─── Source data
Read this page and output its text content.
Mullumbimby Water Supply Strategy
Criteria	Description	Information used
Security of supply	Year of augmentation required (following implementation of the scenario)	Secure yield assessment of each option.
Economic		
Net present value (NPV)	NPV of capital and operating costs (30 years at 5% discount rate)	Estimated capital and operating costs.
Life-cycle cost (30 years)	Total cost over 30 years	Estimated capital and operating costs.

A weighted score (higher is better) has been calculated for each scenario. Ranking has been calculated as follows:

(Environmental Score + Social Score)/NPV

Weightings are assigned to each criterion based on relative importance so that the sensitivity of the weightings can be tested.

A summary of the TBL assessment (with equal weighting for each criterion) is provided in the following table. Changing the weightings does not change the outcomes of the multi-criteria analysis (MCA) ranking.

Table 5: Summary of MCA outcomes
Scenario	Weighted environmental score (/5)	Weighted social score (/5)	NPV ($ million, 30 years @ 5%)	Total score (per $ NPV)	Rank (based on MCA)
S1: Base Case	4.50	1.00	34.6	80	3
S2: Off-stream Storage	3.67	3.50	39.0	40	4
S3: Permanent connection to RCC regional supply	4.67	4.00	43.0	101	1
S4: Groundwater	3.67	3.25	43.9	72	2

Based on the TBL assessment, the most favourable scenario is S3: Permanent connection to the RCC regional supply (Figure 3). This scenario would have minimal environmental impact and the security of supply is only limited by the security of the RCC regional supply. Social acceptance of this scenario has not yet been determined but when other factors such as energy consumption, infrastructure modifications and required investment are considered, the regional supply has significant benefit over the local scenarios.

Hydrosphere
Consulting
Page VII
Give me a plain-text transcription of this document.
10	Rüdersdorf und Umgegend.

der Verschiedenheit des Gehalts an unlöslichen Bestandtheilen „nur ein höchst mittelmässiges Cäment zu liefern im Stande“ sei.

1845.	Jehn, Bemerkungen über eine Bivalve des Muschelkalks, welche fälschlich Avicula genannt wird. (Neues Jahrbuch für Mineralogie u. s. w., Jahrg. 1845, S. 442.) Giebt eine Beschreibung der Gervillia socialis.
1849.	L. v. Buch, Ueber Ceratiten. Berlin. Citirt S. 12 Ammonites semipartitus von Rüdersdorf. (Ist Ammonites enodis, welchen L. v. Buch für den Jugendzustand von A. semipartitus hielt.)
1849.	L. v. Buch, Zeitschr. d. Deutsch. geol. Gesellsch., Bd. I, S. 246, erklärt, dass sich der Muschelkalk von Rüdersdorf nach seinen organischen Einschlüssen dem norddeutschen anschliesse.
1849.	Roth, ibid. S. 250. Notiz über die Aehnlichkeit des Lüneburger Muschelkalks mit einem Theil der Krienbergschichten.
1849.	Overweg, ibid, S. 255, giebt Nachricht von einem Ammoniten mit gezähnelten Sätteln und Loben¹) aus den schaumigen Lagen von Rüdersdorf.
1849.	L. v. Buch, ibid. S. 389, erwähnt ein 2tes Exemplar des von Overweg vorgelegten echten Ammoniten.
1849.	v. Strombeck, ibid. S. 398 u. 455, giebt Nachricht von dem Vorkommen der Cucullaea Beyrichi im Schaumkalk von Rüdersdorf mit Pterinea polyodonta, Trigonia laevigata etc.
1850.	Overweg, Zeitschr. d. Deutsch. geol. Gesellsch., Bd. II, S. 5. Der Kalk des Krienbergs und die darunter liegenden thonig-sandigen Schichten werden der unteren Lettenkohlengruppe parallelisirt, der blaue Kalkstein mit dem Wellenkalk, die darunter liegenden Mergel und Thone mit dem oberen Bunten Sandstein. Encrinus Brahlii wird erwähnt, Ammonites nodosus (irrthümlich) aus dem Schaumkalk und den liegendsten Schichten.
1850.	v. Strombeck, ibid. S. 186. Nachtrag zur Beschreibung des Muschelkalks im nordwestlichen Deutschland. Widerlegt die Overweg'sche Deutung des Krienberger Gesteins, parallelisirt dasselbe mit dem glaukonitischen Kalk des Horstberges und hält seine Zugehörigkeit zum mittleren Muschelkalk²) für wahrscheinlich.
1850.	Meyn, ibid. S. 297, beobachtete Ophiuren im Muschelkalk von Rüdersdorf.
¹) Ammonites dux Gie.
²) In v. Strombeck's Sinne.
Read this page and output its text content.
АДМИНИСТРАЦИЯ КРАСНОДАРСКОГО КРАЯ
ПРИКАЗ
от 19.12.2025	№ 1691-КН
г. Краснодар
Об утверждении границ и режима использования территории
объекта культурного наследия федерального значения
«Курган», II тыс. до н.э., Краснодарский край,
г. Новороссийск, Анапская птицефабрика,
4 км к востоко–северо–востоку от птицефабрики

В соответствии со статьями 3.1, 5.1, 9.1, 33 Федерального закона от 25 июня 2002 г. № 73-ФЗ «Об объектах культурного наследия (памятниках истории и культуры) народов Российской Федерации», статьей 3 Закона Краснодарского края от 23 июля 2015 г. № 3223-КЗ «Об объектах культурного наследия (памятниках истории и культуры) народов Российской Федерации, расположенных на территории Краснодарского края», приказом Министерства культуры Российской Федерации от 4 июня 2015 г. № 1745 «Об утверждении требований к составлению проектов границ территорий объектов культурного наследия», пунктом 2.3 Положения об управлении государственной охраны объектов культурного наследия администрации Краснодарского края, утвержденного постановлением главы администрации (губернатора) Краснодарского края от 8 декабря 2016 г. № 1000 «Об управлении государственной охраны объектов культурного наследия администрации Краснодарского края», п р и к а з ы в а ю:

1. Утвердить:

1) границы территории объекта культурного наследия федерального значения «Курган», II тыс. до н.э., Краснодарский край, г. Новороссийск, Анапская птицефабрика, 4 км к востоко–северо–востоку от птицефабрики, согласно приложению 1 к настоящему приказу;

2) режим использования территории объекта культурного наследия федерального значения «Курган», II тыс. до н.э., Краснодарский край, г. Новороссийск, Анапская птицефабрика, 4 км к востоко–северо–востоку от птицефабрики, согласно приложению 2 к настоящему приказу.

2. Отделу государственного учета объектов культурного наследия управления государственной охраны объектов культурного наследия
──────
_Work to do:_
In the records shown above, how many lines include the word "Muschelkalks"? Answer with the number only.

_Task response:_
3